• DIRECTIONS FOR THIS TASK: Output all of the records exactly as written.
☆ ☆ ☆ ☆
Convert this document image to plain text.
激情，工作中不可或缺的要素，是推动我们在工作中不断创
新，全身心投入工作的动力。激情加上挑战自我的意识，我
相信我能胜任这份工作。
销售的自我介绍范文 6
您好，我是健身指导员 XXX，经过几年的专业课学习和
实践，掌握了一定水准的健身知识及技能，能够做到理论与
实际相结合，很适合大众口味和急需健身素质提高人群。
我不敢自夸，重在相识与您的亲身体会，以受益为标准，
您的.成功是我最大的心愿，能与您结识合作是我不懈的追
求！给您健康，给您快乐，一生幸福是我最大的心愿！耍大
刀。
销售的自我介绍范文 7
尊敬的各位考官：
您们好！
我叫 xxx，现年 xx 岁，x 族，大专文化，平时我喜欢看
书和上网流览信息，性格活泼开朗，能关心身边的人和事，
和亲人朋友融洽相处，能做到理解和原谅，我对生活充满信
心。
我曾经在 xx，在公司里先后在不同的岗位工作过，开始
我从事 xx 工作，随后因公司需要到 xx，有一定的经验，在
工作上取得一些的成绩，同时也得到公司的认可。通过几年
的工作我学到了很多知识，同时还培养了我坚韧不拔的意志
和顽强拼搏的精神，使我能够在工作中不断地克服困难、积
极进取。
☆ ☆ ☆ ☆
• COMPLETED TASK:
Convert this document image to plain text.
激情，工作中不可或缺的要素，是推动我们在工作中不断创
新，全身心投入工作的动力。激情加上挑战自我的意识，我
相信我能胜任这份工作。
销售的自我介绍范文 6
您好，我是健身指导员 XXX，经过几年的专业课学习和
实践，掌握了一定水准的健身知识及技能，能够做到理论与
实际相结合，很适合大众口味和急需健身素质提高人群。
我不敢自夸，重在相识与您的亲身体会，以受益为标准，
您的.成功是我最大的心愿，能与您结识合作是我不懈的追
求！给您健康，给您快乐，一生幸福是我最大的心愿！耍大
刀。
销售的自我介绍范文 7
尊敬的各位考官：
您们好！
我叫 xxx，现年 xx 岁，x 族，大专文化，平时我喜欢看
书和上网流览信息，性格活泼开朗，能关心身边的人和事，
和亲人朋友融洽相处，能做到理解和原谅，我对生活充满信
心。
我曾经在 xx，在公司里先后在不同的岗位工作过，开始
我从事 xx 工作，随后因公司需要到 xx，有一定的经验，在
工作上取得一些的成绩，同时也得到公司的认可。通过几年
的工作我学到了很多知识，同时还培养了我坚韧不拔的意志
和顽强拼搏的精神，使我能够在工作中不断地克服困难、积
极进取。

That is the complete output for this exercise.